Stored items
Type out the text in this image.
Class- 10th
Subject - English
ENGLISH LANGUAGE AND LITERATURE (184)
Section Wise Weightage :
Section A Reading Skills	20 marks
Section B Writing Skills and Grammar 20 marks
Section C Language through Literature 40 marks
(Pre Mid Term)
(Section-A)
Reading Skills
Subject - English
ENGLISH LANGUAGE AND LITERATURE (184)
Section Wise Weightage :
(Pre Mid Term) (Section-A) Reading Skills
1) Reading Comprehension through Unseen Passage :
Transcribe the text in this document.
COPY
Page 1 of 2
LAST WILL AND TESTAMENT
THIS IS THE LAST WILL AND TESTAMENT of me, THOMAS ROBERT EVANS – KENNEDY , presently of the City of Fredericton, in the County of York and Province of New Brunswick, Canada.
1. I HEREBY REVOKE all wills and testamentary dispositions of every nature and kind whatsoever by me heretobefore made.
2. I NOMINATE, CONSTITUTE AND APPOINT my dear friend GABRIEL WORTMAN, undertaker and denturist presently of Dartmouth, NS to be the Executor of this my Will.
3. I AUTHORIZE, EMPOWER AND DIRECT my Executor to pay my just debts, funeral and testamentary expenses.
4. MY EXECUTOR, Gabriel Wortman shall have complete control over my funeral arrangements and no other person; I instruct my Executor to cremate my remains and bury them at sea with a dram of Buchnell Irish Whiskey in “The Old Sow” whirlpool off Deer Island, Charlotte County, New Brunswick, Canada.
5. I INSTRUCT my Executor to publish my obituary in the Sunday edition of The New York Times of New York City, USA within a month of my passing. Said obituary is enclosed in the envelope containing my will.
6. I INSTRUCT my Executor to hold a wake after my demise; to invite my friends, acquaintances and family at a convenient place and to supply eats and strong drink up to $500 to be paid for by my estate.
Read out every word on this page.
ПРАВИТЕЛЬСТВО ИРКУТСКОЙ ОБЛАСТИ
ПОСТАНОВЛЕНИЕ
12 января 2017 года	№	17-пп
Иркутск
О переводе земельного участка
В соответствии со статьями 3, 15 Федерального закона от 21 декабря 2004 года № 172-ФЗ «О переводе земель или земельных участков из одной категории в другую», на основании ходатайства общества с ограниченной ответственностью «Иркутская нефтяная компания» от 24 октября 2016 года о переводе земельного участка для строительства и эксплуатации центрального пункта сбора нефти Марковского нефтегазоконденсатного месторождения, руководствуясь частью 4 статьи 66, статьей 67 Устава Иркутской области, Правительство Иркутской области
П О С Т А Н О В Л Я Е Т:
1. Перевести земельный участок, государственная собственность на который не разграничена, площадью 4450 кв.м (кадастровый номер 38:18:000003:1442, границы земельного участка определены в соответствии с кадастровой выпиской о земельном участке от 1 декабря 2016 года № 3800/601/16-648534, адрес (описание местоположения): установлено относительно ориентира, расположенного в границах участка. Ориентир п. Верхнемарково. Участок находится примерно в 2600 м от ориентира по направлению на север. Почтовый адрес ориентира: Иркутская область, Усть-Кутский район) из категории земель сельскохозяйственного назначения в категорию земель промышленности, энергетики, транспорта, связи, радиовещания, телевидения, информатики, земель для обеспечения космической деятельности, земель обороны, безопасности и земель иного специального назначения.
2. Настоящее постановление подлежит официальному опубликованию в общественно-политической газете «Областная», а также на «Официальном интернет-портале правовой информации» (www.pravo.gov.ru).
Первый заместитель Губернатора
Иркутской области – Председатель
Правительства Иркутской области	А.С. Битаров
* * *
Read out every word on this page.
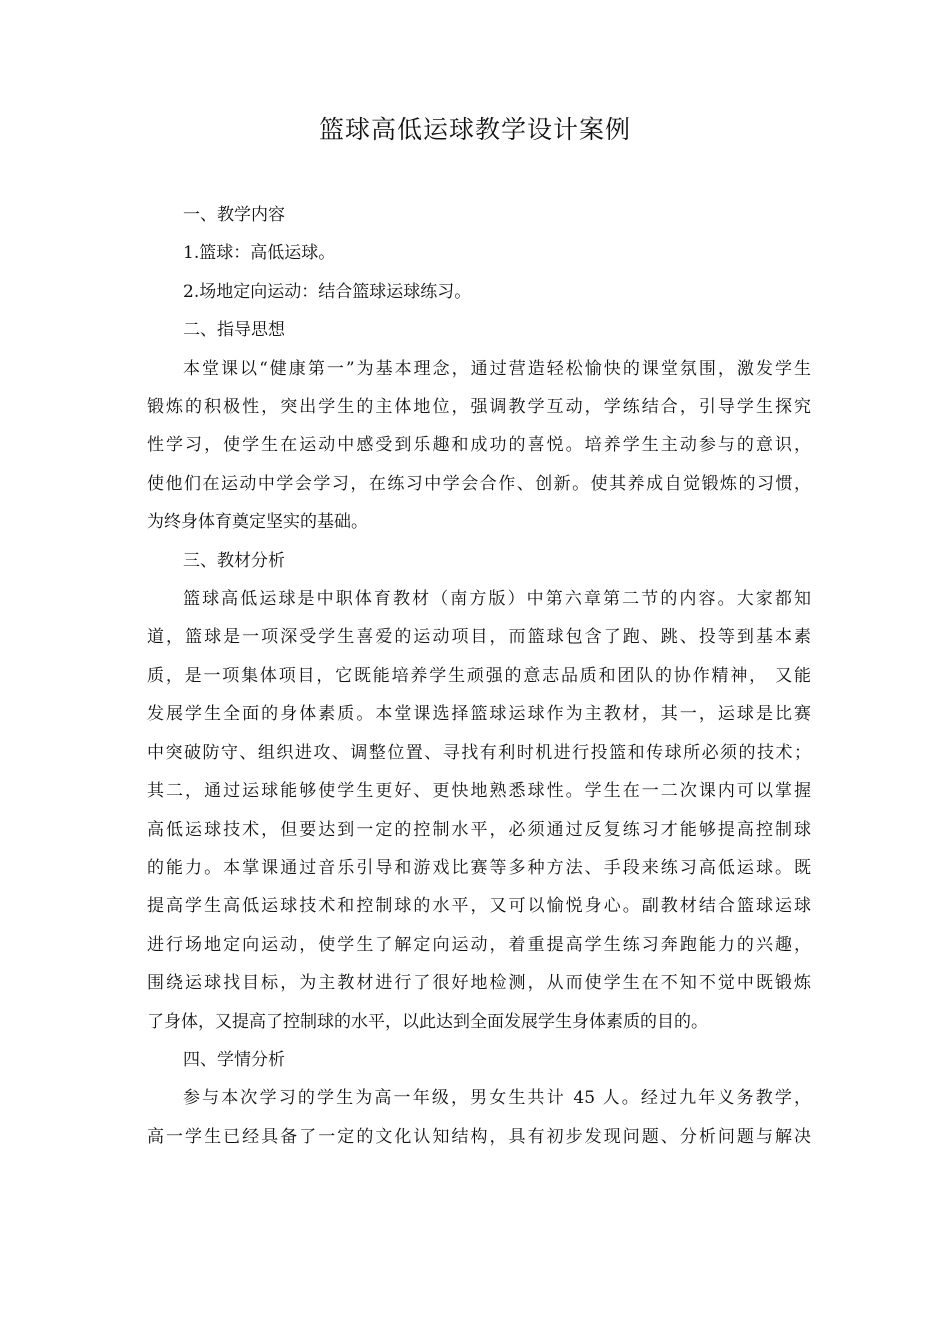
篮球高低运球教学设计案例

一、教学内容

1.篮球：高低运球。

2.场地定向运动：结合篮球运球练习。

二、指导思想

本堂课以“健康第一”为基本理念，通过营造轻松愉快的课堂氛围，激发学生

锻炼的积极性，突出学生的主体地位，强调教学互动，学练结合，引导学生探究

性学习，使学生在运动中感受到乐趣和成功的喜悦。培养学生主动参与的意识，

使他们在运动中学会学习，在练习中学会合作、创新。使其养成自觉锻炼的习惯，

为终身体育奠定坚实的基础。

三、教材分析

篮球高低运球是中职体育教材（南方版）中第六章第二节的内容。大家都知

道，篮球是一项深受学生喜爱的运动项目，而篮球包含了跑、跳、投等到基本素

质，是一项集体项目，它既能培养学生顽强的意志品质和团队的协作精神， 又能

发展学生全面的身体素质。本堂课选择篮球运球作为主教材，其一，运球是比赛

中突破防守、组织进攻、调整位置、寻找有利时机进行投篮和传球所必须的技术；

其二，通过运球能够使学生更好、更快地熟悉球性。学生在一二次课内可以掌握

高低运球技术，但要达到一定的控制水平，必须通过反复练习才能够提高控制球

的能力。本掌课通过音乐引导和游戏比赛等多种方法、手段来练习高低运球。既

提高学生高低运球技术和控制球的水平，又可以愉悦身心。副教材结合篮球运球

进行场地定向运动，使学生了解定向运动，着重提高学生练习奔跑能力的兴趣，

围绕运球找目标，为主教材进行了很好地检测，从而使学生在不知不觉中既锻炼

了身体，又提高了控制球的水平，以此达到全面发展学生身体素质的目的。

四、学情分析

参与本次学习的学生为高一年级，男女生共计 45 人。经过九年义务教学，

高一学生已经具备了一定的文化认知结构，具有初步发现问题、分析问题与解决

**YOUR INSTRUCTIONS:** Show the lines that mention the word "Section".

**ANSWER:**
Section Wise Weightage :
Section A Reading Skills	20 marks
Section B Writing Skills and Grammar 20 marks
Section C Language through Literature 40 marks
(Section-A)
Section Wise Weightage :
(Pre Mid Term) (Section-A) Reading Skills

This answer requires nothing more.